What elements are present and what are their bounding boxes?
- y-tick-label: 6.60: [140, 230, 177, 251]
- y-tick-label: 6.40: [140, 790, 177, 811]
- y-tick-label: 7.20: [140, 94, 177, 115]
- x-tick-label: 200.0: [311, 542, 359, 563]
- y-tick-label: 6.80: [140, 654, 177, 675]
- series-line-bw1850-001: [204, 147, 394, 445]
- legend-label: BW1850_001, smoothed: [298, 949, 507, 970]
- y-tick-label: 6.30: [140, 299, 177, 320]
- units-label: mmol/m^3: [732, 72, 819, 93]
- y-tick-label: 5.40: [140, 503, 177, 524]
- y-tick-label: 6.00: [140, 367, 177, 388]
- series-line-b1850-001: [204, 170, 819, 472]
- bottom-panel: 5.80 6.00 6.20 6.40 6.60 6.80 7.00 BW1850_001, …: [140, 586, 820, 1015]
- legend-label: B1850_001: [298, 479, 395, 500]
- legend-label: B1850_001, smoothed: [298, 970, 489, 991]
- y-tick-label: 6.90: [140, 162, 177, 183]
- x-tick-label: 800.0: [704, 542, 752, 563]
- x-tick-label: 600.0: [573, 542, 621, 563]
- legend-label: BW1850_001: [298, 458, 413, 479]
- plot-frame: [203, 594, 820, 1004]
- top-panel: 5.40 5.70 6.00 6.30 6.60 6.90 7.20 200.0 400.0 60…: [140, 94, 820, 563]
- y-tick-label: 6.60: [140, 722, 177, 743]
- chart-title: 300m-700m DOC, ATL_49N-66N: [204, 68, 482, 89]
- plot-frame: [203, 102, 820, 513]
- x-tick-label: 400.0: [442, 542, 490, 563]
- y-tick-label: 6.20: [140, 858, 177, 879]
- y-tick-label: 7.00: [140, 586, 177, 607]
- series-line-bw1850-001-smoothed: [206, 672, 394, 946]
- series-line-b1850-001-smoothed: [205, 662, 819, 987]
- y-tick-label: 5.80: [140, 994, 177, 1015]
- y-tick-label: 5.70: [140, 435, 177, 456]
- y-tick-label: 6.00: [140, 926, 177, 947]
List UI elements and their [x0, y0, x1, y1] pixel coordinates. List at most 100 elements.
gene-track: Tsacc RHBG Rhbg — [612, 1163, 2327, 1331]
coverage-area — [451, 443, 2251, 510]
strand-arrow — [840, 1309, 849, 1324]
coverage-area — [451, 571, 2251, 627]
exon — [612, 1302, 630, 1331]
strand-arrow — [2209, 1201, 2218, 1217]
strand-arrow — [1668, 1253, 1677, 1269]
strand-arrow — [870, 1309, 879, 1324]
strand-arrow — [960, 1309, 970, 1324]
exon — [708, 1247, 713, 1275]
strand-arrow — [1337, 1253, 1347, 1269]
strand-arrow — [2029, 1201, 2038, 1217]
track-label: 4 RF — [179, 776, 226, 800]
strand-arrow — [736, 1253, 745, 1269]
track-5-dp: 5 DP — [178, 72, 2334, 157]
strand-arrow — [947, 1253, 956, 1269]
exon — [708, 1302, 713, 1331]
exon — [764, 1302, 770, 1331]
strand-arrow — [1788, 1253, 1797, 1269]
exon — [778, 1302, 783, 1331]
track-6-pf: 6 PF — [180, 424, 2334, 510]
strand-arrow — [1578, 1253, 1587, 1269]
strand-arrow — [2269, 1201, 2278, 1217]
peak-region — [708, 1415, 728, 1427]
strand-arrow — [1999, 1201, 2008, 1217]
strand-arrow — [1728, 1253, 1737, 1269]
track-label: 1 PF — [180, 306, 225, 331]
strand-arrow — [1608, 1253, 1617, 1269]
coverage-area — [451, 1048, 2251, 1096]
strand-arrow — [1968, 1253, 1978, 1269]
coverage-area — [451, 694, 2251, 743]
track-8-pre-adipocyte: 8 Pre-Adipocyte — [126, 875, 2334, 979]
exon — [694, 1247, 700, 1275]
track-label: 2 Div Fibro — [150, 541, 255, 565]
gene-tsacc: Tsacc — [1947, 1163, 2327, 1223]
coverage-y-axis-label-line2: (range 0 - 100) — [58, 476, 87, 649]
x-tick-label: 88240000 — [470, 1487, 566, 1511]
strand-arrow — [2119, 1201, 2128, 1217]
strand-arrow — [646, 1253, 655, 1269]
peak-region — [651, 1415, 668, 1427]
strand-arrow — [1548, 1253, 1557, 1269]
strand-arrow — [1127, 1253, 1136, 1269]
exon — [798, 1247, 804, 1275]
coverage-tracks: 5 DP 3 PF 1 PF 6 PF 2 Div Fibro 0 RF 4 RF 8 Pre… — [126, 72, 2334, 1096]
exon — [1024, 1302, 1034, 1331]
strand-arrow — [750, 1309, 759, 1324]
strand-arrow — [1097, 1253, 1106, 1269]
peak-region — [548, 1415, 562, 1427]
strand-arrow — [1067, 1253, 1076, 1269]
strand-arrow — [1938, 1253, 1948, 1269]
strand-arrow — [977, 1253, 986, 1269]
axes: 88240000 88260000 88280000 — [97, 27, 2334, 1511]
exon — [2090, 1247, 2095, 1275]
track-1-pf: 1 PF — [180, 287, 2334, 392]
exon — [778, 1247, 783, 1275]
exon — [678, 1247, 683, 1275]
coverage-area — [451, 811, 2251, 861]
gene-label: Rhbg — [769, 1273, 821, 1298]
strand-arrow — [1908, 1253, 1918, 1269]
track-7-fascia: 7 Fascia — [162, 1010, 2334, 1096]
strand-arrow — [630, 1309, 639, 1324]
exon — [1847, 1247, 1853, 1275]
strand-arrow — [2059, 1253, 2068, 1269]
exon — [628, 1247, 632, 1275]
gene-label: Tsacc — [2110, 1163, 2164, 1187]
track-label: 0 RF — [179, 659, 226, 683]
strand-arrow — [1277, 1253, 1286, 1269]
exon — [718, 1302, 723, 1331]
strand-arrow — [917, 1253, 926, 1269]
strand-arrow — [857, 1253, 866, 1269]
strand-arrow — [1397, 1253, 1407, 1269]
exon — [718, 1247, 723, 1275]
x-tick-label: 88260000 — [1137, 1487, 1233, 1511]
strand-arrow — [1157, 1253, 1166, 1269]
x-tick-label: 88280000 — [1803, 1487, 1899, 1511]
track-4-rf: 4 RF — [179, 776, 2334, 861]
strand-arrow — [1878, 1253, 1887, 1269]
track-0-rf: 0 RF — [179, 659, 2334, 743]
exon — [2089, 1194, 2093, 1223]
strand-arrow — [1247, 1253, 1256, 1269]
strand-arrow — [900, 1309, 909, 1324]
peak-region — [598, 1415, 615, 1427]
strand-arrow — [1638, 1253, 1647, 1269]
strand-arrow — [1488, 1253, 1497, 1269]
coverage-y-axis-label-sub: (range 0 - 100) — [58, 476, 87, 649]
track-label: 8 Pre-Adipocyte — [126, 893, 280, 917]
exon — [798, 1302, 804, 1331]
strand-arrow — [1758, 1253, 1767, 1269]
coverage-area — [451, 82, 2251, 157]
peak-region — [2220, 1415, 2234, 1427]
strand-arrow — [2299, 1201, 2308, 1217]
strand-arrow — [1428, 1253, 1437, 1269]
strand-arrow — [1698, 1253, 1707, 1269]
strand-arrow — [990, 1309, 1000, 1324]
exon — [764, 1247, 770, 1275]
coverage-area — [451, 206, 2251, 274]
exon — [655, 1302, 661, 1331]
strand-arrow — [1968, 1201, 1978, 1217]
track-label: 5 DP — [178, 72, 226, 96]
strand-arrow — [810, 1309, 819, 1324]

===============

### PROMPT
Copy every entry above word for word, keeping each line unchanged and in its original order.

### REPLY TO THE EXERCISE
What elements are present and what are their bounding boxes?
- y-tick-label: 6.60: [140, 230, 177, 251]
- y-tick-label: 6.40: [140, 790, 177, 811]
- y-tick-label: 7.20: [140, 94, 177, 115]
- x-tick-label: 200.0: [311, 542, 359, 563]
- y-tick-label: 6.80: [140, 654, 177, 675]
- series-line-bw1850-001: [204, 147, 394, 445]
- legend-label: BW1850_001, smoothed: [298, 949, 507, 970]
- y-tick-label: 6.30: [140, 299, 177, 320]
- units-label: mmol/m^3: [732, 72, 819, 93]
- y-tick-label: 5.40: [140, 503, 177, 524]
- y-tick-label: 6.00: [140, 367, 177, 388]
- series-line-b1850-001: [204, 170, 819, 472]
- bottom-panel: 5.80 6.00 6.20 6.40 6.60 6.80 7.00 BW1850_001, …: [140, 586, 820, 1015]
- legend-label: B1850_001: [298, 479, 395, 500]
- legend-label: B1850_001, smoothed: [298, 970, 489, 991]
- y-tick-label: 6.90: [140, 162, 177, 183]
- x-tick-label: 800.0: [704, 542, 752, 563]
- x-tick-label: 600.0: [573, 542, 621, 563]
- legend-label: BW1850_001: [298, 458, 413, 479]
- plot-frame: [203, 594, 820, 1004]
- top-panel: 5.40 5.70 6.00 6.30 6.60 6.90 7.20 200.0 400.0 60…: [140, 94, 820, 563]
- y-tick-label: 6.60: [140, 722, 177, 743]
- chart-title: 300m-700m DOC, ATL_49N-66N: [204, 68, 482, 89]
- plot-frame: [203, 102, 820, 513]
- x-tick-label: 400.0: [442, 542, 490, 563]
- y-tick-label: 6.20: [140, 858, 177, 879]
- y-tick-label: 7.00: [140, 586, 177, 607]
- series-line-bw1850-001-smoothed: [206, 672, 394, 946]
- series-line-b1850-001-smoothed: [205, 662, 819, 987]
- y-tick-label: 5.80: [140, 994, 177, 1015]
- y-tick-label: 5.70: [140, 435, 177, 456]
- y-tick-label: 6.00: [140, 926, 177, 947]
List UI elements and their [x0, y0, x1, y1] pixel coordinates. List at most 100 elements.
gene-track: Tsacc RHBG Rhbg — [612, 1163, 2327, 1331]
coverage-area — [451, 443, 2251, 510]
strand-arrow — [840, 1309, 849, 1324]
coverage-area — [451, 571, 2251, 627]
exon — [612, 1302, 630, 1331]
strand-arrow — [2209, 1201, 2218, 1217]
strand-arrow — [1668, 1253, 1677, 1269]
strand-arrow — [870, 1309, 879, 1324]
strand-arrow — [960, 1309, 970, 1324]
exon — [708, 1247, 713, 1275]
strand-arrow — [1337, 1253, 1347, 1269]
strand-arrow — [2029, 1201, 2038, 1217]
track-label: 4 RF — [179, 776, 226, 800]
strand-arrow — [736, 1253, 745, 1269]
track-5-dp: 5 DP — [178, 72, 2334, 157]
strand-arrow — [947, 1253, 956, 1269]
exon — [708, 1302, 713, 1331]
exon — [764, 1302, 770, 1331]
strand-arrow — [1788, 1253, 1797, 1269]
exon — [778, 1302, 783, 1331]
track-6-pf: 6 PF — [180, 424, 2334, 510]
strand-arrow — [1578, 1253, 1587, 1269]
strand-arrow — [2269, 1201, 2278, 1217]
peak-region — [708, 1415, 728, 1427]
strand-arrow — [1999, 1201, 2008, 1217]
strand-arrow — [1728, 1253, 1737, 1269]
track-label: 1 PF — [180, 306, 225, 331]
strand-arrow — [1608, 1253, 1617, 1269]
coverage-area — [451, 1048, 2251, 1096]
strand-arrow — [1968, 1253, 1978, 1269]
coverage-area — [451, 694, 2251, 743]
track-8-pre-adipocyte: 8 Pre-Adipocyte — [126, 875, 2334, 979]
exon — [694, 1247, 700, 1275]
track-label: 2 Div Fibro — [150, 541, 255, 565]
gene-tsacc: Tsacc — [1947, 1163, 2327, 1223]
coverage-y-axis-label-line2: (range 0 - 100) — [58, 476, 87, 649]
x-tick-label: 88240000 — [470, 1487, 566, 1511]
strand-arrow — [2119, 1201, 2128, 1217]
strand-arrow — [646, 1253, 655, 1269]
peak-region — [651, 1415, 668, 1427]
strand-arrow — [1548, 1253, 1557, 1269]
strand-arrow — [1127, 1253, 1136, 1269]
exon — [798, 1247, 804, 1275]
coverage-tracks: 5 DP 3 PF 1 PF 6 PF 2 Div Fibro 0 RF 4 RF 8 Pre… — [126, 72, 2334, 1096]
exon — [1024, 1302, 1034, 1331]
strand-arrow — [750, 1309, 759, 1324]
strand-arrow — [1097, 1253, 1106, 1269]
peak-region — [548, 1415, 562, 1427]
strand-arrow — [1067, 1253, 1076, 1269]
strand-arrow — [1938, 1253, 1948, 1269]
strand-arrow — [977, 1253, 986, 1269]
axes: 88240000 88260000 88280000 — [97, 27, 2334, 1511]
exon — [2090, 1247, 2095, 1275]
track-1-pf: 1 PF — [180, 287, 2334, 392]
exon — [778, 1247, 783, 1275]
exon — [678, 1247, 683, 1275]
coverage-area — [451, 811, 2251, 861]
gene-label: Rhbg — [769, 1273, 821, 1298]
strand-arrow — [1908, 1253, 1918, 1269]
track-7-fascia: 7 Fascia — [162, 1010, 2334, 1096]
strand-arrow — [630, 1309, 639, 1324]
exon — [1847, 1247, 1853, 1275]
strand-arrow — [2059, 1253, 2068, 1269]
exon — [628, 1247, 632, 1275]
gene-label: Tsacc — [2110, 1163, 2164, 1187]
track-label: 0 RF — [179, 659, 226, 683]
strand-arrow — [1277, 1253, 1286, 1269]
exon — [718, 1302, 723, 1331]
strand-arrow — [917, 1253, 926, 1269]
strand-arrow — [857, 1253, 866, 1269]
strand-arrow — [1397, 1253, 1407, 1269]
exon — [718, 1247, 723, 1275]
x-tick-label: 88260000 — [1137, 1487, 1233, 1511]
strand-arrow — [1157, 1253, 1166, 1269]
x-tick-label: 88280000 — [1803, 1487, 1899, 1511]
track-4-rf: 4 RF — [179, 776, 2334, 861]
strand-arrow — [1878, 1253, 1887, 1269]
track-0-rf: 0 RF — [179, 659, 2334, 743]
exon — [2089, 1194, 2093, 1223]
strand-arrow — [1247, 1253, 1256, 1269]
strand-arrow — [900, 1309, 909, 1324]
peak-region — [598, 1415, 615, 1427]
strand-arrow — [1638, 1253, 1647, 1269]
strand-arrow — [1488, 1253, 1497, 1269]
coverage-y-axis-label-sub: (range 0 - 100) — [58, 476, 87, 649]
track-label: 8 Pre-Adipocyte — [126, 893, 280, 917]
exon — [798, 1302, 804, 1331]
strand-arrow — [1758, 1253, 1767, 1269]
coverage-area — [451, 82, 2251, 157]
peak-region — [2220, 1415, 2234, 1427]
strand-arrow — [2299, 1201, 2308, 1217]
strand-arrow — [1428, 1253, 1437, 1269]
strand-arrow — [1698, 1253, 1707, 1269]
strand-arrow — [990, 1309, 1000, 1324]
exon — [764, 1247, 770, 1275]
coverage-area — [451, 206, 2251, 274]
exon — [655, 1302, 661, 1331]
strand-arrow — [1968, 1201, 1978, 1217]
track-label: 5 DP — [178, 72, 226, 96]
strand-arrow — [810, 1309, 819, 1324]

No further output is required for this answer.